__Data to examine__
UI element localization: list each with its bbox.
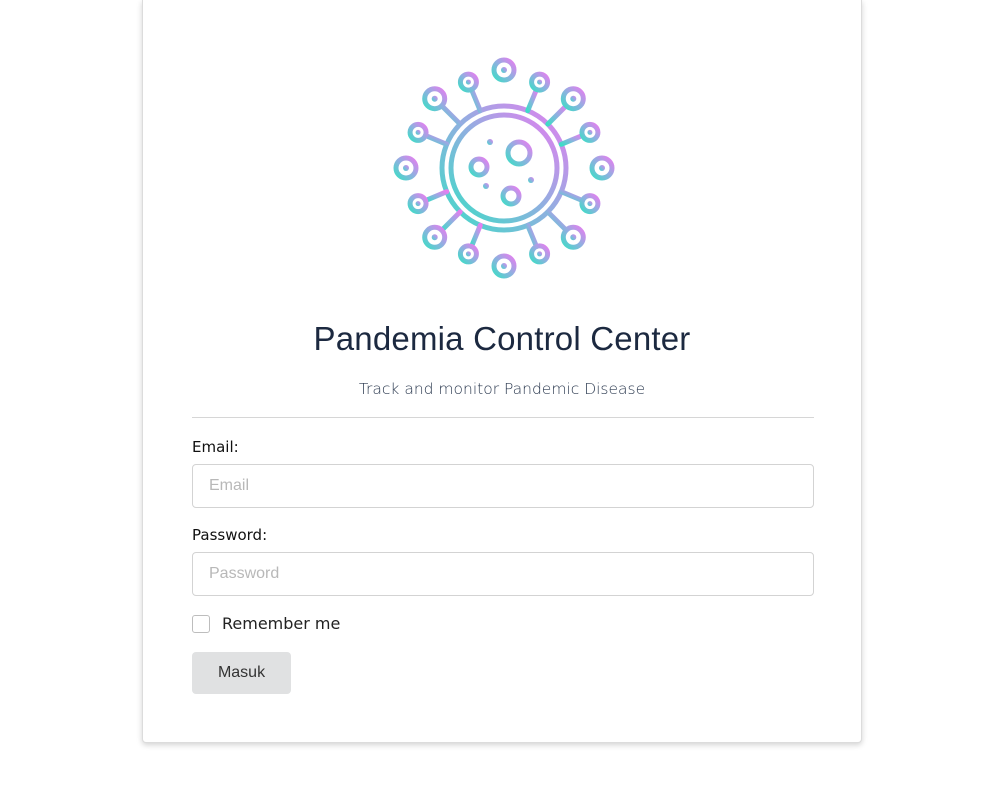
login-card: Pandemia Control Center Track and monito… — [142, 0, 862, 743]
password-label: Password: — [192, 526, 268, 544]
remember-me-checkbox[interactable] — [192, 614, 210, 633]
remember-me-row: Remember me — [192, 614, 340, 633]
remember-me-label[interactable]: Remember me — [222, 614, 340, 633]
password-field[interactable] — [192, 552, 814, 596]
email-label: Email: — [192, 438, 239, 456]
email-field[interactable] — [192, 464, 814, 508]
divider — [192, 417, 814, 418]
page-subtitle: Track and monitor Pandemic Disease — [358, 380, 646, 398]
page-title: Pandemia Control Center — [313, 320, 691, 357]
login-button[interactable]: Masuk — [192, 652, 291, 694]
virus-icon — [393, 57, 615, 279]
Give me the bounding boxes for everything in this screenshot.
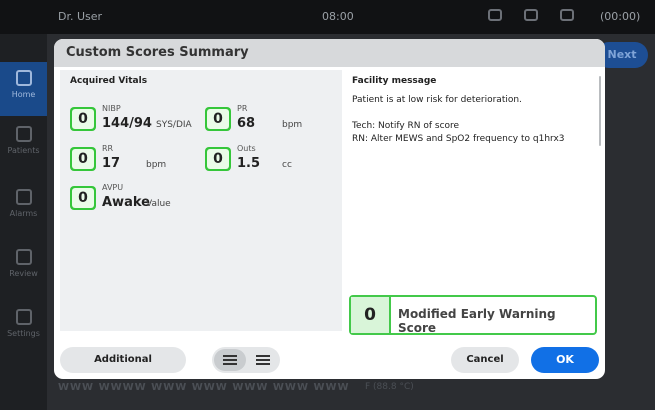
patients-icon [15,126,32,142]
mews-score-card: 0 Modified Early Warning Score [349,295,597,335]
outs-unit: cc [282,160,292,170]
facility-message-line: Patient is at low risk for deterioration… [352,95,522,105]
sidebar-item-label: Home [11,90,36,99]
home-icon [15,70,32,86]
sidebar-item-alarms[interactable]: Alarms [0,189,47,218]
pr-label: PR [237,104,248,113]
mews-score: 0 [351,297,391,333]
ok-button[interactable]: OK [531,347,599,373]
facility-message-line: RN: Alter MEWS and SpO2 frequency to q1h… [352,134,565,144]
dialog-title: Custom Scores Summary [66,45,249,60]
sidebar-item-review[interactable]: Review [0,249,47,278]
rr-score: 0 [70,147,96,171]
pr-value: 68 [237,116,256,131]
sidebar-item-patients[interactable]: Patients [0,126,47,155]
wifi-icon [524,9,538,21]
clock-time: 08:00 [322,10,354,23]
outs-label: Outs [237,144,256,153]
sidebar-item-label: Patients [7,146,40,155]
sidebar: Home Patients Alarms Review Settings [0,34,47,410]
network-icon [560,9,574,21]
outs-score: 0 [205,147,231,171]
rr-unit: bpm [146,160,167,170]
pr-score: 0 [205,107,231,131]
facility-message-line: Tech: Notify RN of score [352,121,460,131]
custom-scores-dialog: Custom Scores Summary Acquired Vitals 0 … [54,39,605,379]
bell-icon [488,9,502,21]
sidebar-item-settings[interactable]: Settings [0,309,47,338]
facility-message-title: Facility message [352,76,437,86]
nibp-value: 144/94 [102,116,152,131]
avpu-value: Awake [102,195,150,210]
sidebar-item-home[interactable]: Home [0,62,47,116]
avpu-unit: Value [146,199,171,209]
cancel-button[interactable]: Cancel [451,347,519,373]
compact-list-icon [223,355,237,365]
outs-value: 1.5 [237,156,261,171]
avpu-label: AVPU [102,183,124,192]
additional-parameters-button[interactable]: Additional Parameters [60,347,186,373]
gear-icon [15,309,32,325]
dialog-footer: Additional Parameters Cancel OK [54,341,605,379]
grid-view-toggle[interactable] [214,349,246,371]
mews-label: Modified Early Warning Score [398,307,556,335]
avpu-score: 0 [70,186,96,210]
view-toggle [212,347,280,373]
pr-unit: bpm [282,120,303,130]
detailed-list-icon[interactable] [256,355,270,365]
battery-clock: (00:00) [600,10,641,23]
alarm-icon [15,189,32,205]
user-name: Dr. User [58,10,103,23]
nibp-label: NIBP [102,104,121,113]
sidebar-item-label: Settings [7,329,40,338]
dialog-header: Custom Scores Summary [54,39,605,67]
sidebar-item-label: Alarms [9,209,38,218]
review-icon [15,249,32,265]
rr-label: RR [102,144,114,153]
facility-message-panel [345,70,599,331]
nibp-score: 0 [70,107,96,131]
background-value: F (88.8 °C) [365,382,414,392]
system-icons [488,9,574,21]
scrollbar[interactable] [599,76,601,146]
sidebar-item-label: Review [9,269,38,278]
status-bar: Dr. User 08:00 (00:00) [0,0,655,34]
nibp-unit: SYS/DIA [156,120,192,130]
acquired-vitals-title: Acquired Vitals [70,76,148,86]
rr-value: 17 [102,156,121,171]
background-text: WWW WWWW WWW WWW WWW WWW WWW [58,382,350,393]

__Exercise__
In your transcription of the listing above, match each line exactly and include no pictures.

__Finished exercise__
UI element localization: list each with its bbox.
login-card: Pandemia Control Center Track and monito… — [142, 0, 862, 743]
password-label: Password: — [192, 526, 268, 544]
remember-me-checkbox[interactable] — [192, 614, 210, 633]
remember-me-row: Remember me — [192, 614, 340, 633]
remember-me-label[interactable]: Remember me — [222, 614, 340, 633]
password-field[interactable] — [192, 552, 814, 596]
email-label: Email: — [192, 438, 239, 456]
email-field[interactable] — [192, 464, 814, 508]
divider — [192, 417, 814, 418]
page-subtitle: Track and monitor Pandemic Disease — [358, 380, 646, 398]
page-title: Pandemia Control Center — [313, 320, 691, 357]
login-button[interactable]: Masuk — [192, 652, 291, 694]
virus-icon — [393, 57, 615, 279]
Give me the bounding boxes for everything in this screenshot.
patients-icon [15,126,32,142]
mews-score-card: 0 Modified Early Warning Score [349,295,597,335]
outs-unit: cc [282,160,292,170]
facility-message-line: Patient is at low risk for deterioration… [352,95,522,105]
sidebar-item-label: Home [11,90,36,99]
home-icon [15,70,32,86]
sidebar-item-alarms[interactable]: Alarms [0,189,47,218]
pr-label: PR [237,104,248,113]
mews-score: 0 [351,297,391,333]
ok-button[interactable]: OK [531,347,599,373]
facility-message-line: RN: Alter MEWS and SpO2 frequency to q1h… [352,134,565,144]
dialog-title: Custom Scores Summary [66,45,249,60]
sidebar-item-review[interactable]: Review [0,249,47,278]
rr-score: 0 [70,147,96,171]
pr-value: 68 [237,116,256,131]
sidebar-item-patients[interactable]: Patients [0,126,47,155]
wifi-icon [524,9,538,21]
clock-time: 08:00 [322,10,354,23]
outs-label: Outs [237,144,256,153]
sidebar-item-label: Patients [7,146,40,155]
sidebar: Home Patients Alarms Review Settings [0,34,47,410]
network-icon [560,9,574,21]
outs-score: 0 [205,147,231,171]
rr-unit: bpm [146,160,167,170]
pr-score: 0 [205,107,231,131]
facility-message-line: Tech: Notify RN of score [352,121,460,131]
custom-scores-dialog: Custom Scores Summary Acquired Vitals 0 … [54,39,605,379]
bell-icon [488,9,502,21]
sidebar-item-settings[interactable]: Settings [0,309,47,338]
facility-message-title: Facility message [352,76,437,86]
nibp-value: 144/94 [102,116,152,131]
avpu-value: Awake [102,195,150,210]
sidebar-item-home[interactable]: Home [0,62,47,116]
avpu-unit: Value [146,199,171,209]
cancel-button[interactable]: Cancel [451,347,519,373]
compact-list-icon [223,355,237,365]
outs-value: 1.5 [237,156,261,171]
avpu-label: AVPU [102,183,124,192]
additional-parameters-button[interactable]: Additional Parameters [60,347,186,373]
gear-icon [15,309,32,325]
dialog-footer: Additional Parameters Cancel OK [54,341,605,379]
grid-view-toggle[interactable] [214,349,246,371]
mews-label: Modified Early Warning Score [398,307,556,335]
avpu-score: 0 [70,186,96,210]
view-toggle [212,347,280,373]
pr-unit: bpm [282,120,303,130]
detailed-list-icon[interactable] [256,355,270,365]
battery-clock: (00:00) [600,10,641,23]
alarm-icon [15,189,32,205]
user-name: Dr. User [58,10,103,23]
nibp-label: NIBP [102,104,121,113]
sidebar-item-label: Settings [7,329,40,338]
dialog-header: Custom Scores Summary [54,39,605,67]
sidebar-item-label: Alarms [9,209,38,218]
review-icon [15,249,32,265]
rr-label: RR [102,144,114,153]
facility-message-panel [345,70,599,331]
nibp-score: 0 [70,107,96,131]
background-value: F (88.8 °C) [365,382,414,392]
system-icons [488,9,574,21]
scrollbar[interactable] [599,76,601,146]
sidebar-item-label: Review [9,269,38,278]
status-bar: Dr. User 08:00 (00:00) [0,0,655,34]
nibp-unit: SYS/DIA [156,120,192,130]
acquired-vitals-title: Acquired Vitals [70,76,148,86]
rr-value: 17 [102,156,121,171]
background-text: WWW WWWW WWW WWW WWW WWW WWW [58,382,350,393]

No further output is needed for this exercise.